• Instructions for the task: Write the entries out again exactly as they stand, but without the pictures.

• Material provided:

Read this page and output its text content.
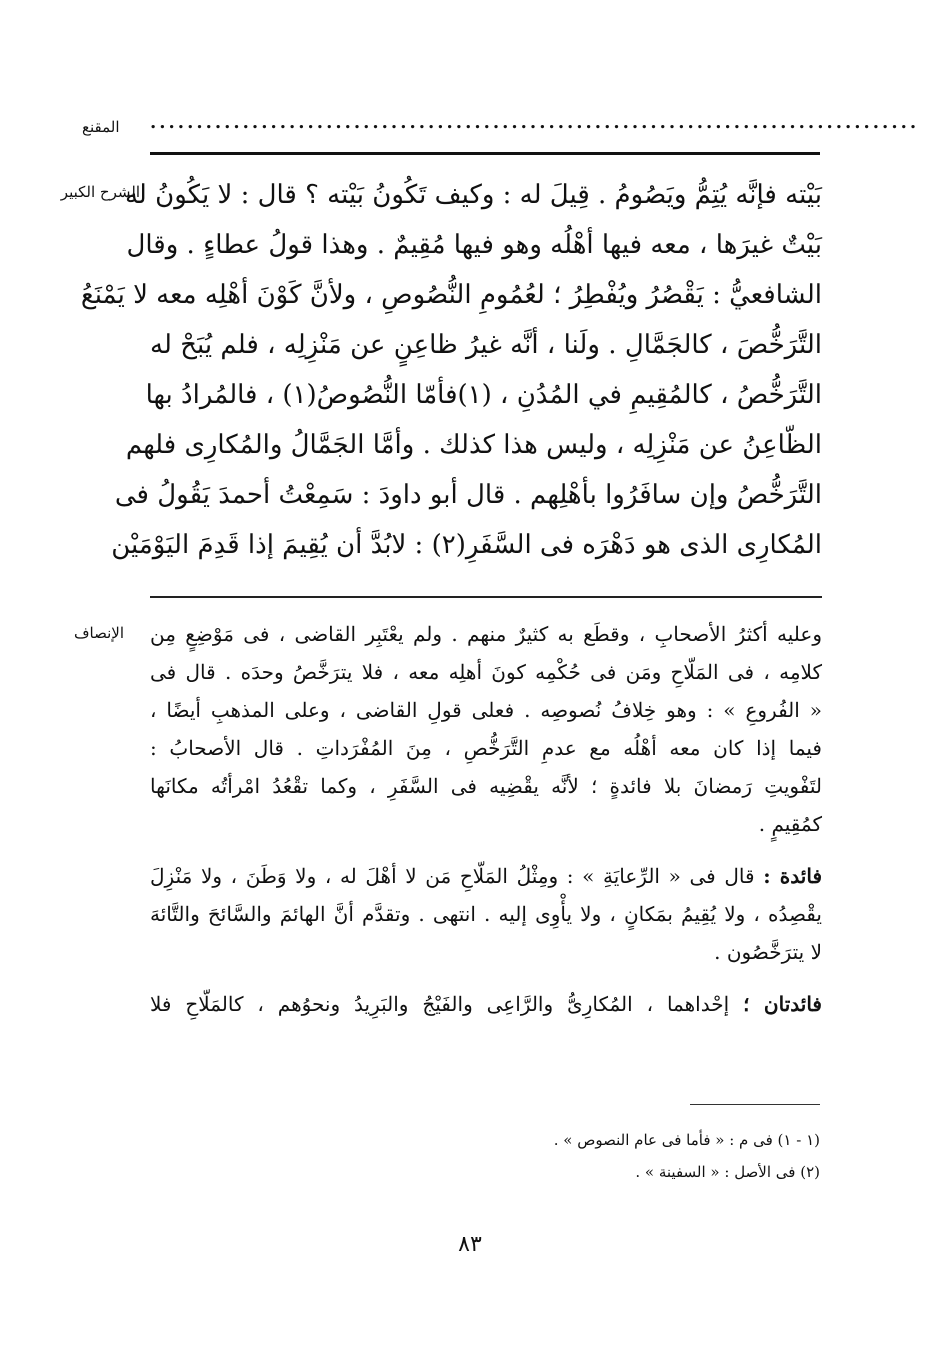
المقنع ...................................................................................
الشرح الكبير
بَيْته فإنَّه يُتِمُّ ويَصُومُ . قِيلَ له : وكيف تَكُونُ بَيْته ؟ قال : لا يَكُونُ له
بَيْتٌ غيرَها ، معه فيها أهْلُه وهو فيها مُقِيمٌ . وهذا قولُ عطاءٍ . وقال
الشافعيُّ : يَقْصُرُ ويُفْطِرُ ؛ لعُمُومِ النُّصُوصِ ، ولأنَّ كَوْنَ أهْلِه معه لا يَمْنَعُ
التَّرَخُّصَ ، كالجَمَّالِ . ولَنا ، أنَّه غيرُ ظاعِنٍ عن مَنْزِلِه ، فلم يُبَحْ له
التَّرَخُّصُ ، كالمُقِيمِ في المُدُنِ ، (١)فأمّا النُّصُوصُ(١) ، فالمُرادُ بها
الظّاعِنُ عن مَنْزِلِه ، وليس هذا كذلك . وأمَّا الجَمَّالُ والمُكارِى فلهم
التَّرَخُّصُ وإن سافَرُوا بأهْلِهم . قال أبو داودَ : سَمِعْتُ أحمدَ يَقُولُ فى
المُكارِى الذى هو دَهْرَه فى السَّفَرِ(٢) : لابُدَّ أن يُقِيمَ إذا قَدِمَ اليَوْمَيْن
الإنصاف وعليه أكثرُ الأصحابِ ، وقطَع به كثيرٌ منهم . ولم يعْتَبِر القاضى ، فى مَوْضِعٍ مِن
كلامِه ، فى المَلّاحِ ومَن فى حُكْمِه كونَ أهلِه معه ، فلا يترَخَّصُ وحدَه . قال فى
« الفُروعِ » : وهو خِلافُ نُصوصِه . فعلى قولِ القاضى ، وعلى المذهبِ أيضًا ،
فيما إذا كان معه أهْلُه مع عدمِ التَّرَخُّصِ ، مِنَ المُفْرَداتِ . قال الأصحابُ :
لتَفْويتِ رَمضانَ بلا فائدةٍ ؛ لأنَّه يقْضِيه فى السَّفَرِ ، وكما تقْعُدُ امْرأتُه مكانَها
كمُقِيمٍ .
فائدة : قال فى « الرِّعايَةِ » : ومِثْلُ المَلّاحِ مَن لا أهْلَ له ، ولا وَطَنَ ، ولا مَنْزِلَ
يقْصِدُه ، ولا يُقِيمُ بمَكانٍ ، ولا يأْوِى إليه . انتهى . وتقدَّم أنَّ الهائمَ والسَّائحَ والتَّائهَ
لا يترَخَّصُون .
فائدتان ؛ إحْداهما ، المُكارِىُّ والرَّاعِى والفَيْجُ والبَرِيدُ ونحوُهم ، كالمَلّاحِ فلا
(١ - ١) فى م : « فأما فى عام النصوص » .
(٢) فى الأصل : « السفينة » .
٨٣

• Task solution:
Read this page and output its text content.
المقنع ...................................................................................
الشرح الكبير
بَيْته فإنَّه يُتِمُّ ويَصُومُ . قِيلَ له : وكيف تَكُونُ بَيْته ؟ قال : لا يَكُونُ له
بَيْتٌ غيرَها ، معه فيها أهْلُه وهو فيها مُقِيمٌ . وهذا قولُ عطاءٍ . وقال
الشافعيُّ : يَقْصُرُ ويُفْطِرُ ؛ لعُمُومِ النُّصُوصِ ، ولأنَّ كَوْنَ أهْلِه معه لا يَمْنَعُ
التَّرَخُّصَ ، كالجَمَّالِ . ولَنا ، أنَّه غيرُ ظاعِنٍ عن مَنْزِلِه ، فلم يُبَحْ له
التَّرَخُّصُ ، كالمُقِيمِ في المُدُنِ ، (١)فأمّا النُّصُوصُ(١) ، فالمُرادُ بها
الظّاعِنُ عن مَنْزِلِه ، وليس هذا كذلك . وأمَّا الجَمَّالُ والمُكارِى فلهم
التَّرَخُّصُ وإن سافَرُوا بأهْلِهم . قال أبو داودَ : سَمِعْتُ أحمدَ يَقُولُ فى
المُكارِى الذى هو دَهْرَه فى السَّفَرِ(٢) : لابُدَّ أن يُقِيمَ إذا قَدِمَ اليَوْمَيْن
الإنصاف وعليه أكثرُ الأصحابِ ، وقطَع به كثيرٌ منهم . ولم يعْتَبِر القاضى ، فى مَوْضِعٍ مِن
كلامِه ، فى المَلّاحِ ومَن فى حُكْمِه كونَ أهلِه معه ، فلا يترَخَّصُ وحدَه . قال فى
« الفُروعِ » : وهو خِلافُ نُصوصِه . فعلى قولِ القاضى ، وعلى المذهبِ أيضًا ،
فيما إذا كان معه أهْلُه مع عدمِ التَّرَخُّصِ ، مِنَ المُفْرَداتِ . قال الأصحابُ :
لتَفْويتِ رَمضانَ بلا فائدةٍ ؛ لأنَّه يقْضِيه فى السَّفَرِ ، وكما تقْعُدُ امْرأتُه مكانَها
كمُقِيمٍ .
فائدة : قال فى « الرِّعايَةِ » : ومِثْلُ المَلّاحِ مَن لا أهْلَ له ، ولا وَطَنَ ، ولا مَنْزِلَ
يقْصِدُه ، ولا يُقِيمُ بمَكانٍ ، ولا يأْوِى إليه . انتهى . وتقدَّم أنَّ الهائمَ والسَّائحَ والتَّائهَ
لا يترَخَّصُون .
فائدتان ؛ إحْداهما ، المُكارِىُّ والرَّاعِى والفَيْجُ والبَرِيدُ ونحوُهم ، كالمَلّاحِ فلا
(١ - ١) فى م : « فأما فى عام النصوص » .
(٢) فى الأصل : « السفينة » .
٨٣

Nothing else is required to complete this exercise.